What is asked:
Edit the material from its first line through the line containing "day-number: 18 bbox=[167, 477, 188, 497]", inclusive, putting "date-digit" wherever "day-number" appears and leaving everything else unchanged.

(Layout annotation data)
========

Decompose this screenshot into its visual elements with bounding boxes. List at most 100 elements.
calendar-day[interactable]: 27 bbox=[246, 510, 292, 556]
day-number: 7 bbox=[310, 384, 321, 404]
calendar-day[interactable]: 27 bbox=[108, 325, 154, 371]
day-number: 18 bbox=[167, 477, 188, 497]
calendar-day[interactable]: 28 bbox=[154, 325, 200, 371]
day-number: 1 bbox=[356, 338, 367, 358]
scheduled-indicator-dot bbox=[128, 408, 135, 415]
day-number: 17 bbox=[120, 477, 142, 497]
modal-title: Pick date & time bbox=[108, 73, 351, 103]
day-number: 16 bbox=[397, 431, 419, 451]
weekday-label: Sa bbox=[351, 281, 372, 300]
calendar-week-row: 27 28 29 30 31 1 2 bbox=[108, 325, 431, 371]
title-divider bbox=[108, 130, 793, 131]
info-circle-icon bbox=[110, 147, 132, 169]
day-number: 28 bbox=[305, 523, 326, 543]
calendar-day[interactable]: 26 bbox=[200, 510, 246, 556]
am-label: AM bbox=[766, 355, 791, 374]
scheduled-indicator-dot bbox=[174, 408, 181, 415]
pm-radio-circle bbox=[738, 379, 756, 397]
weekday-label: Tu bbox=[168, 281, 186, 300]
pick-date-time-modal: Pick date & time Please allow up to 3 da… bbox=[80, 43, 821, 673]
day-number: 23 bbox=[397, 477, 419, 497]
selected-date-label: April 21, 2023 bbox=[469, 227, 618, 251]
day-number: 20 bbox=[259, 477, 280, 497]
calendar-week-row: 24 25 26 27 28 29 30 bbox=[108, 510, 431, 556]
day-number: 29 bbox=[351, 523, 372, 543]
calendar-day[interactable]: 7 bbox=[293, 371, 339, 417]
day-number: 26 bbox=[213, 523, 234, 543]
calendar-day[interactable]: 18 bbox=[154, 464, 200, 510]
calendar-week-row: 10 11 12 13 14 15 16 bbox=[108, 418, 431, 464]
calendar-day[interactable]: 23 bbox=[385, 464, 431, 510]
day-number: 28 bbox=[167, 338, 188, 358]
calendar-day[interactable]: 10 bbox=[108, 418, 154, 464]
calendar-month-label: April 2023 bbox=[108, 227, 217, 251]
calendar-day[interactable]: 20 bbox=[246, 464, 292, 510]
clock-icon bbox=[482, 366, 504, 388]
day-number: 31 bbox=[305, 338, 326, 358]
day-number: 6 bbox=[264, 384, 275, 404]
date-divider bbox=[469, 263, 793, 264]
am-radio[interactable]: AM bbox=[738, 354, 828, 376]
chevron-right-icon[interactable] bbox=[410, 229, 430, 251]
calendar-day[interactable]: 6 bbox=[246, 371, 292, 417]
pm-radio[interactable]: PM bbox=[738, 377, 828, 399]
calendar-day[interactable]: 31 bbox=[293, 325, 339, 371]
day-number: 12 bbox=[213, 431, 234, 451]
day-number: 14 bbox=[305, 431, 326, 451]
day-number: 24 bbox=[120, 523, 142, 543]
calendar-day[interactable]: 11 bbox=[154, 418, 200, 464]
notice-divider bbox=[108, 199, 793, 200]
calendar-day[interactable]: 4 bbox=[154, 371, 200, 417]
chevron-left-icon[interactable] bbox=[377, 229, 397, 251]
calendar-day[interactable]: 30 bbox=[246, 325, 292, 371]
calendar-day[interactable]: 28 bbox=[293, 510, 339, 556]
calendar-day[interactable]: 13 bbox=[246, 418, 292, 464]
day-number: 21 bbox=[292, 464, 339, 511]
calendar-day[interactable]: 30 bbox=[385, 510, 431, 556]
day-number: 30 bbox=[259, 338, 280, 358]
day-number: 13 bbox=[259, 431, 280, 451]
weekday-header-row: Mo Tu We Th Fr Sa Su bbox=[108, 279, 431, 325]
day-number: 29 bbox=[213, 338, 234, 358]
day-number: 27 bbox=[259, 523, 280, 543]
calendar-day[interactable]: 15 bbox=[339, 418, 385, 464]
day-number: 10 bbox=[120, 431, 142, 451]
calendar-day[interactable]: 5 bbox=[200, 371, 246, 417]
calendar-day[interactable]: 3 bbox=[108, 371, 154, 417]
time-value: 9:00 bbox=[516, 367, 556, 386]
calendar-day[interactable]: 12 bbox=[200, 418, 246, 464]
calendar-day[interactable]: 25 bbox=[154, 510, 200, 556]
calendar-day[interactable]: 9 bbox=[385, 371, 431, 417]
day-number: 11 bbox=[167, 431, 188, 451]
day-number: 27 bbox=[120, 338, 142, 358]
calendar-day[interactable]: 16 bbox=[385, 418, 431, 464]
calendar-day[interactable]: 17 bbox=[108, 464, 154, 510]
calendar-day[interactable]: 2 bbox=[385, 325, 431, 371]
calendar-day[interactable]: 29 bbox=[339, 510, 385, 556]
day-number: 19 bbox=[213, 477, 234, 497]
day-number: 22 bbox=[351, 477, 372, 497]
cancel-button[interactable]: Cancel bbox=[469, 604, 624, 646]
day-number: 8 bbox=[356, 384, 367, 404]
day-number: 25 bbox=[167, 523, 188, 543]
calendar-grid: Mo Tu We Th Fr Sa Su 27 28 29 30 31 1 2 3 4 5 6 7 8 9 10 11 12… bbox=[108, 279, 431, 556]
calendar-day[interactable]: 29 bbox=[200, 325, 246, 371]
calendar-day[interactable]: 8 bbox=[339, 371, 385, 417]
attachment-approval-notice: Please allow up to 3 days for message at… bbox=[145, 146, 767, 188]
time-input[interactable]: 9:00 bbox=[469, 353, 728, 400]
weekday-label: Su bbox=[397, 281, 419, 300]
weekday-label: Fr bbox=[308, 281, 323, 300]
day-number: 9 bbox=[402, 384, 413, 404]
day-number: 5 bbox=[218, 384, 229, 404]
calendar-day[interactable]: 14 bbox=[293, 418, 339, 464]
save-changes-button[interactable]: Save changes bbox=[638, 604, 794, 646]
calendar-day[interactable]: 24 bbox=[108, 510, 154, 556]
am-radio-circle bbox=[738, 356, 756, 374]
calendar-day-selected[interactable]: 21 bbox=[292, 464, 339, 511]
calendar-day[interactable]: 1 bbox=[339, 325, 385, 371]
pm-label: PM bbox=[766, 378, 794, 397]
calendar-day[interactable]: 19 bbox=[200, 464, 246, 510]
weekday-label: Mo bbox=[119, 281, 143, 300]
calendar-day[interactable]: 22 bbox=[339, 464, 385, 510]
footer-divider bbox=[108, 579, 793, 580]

========

The completed task:
Decompose this screenshot into its visual elements with bounding boxes. List at most 100 elements.
calendar-day[interactable]: 27 bbox=[246, 510, 292, 556]
date-digit: 7 bbox=[310, 384, 321, 404]
calendar-day[interactable]: 27 bbox=[108, 325, 154, 371]
date-digit: 18 bbox=[167, 477, 188, 497]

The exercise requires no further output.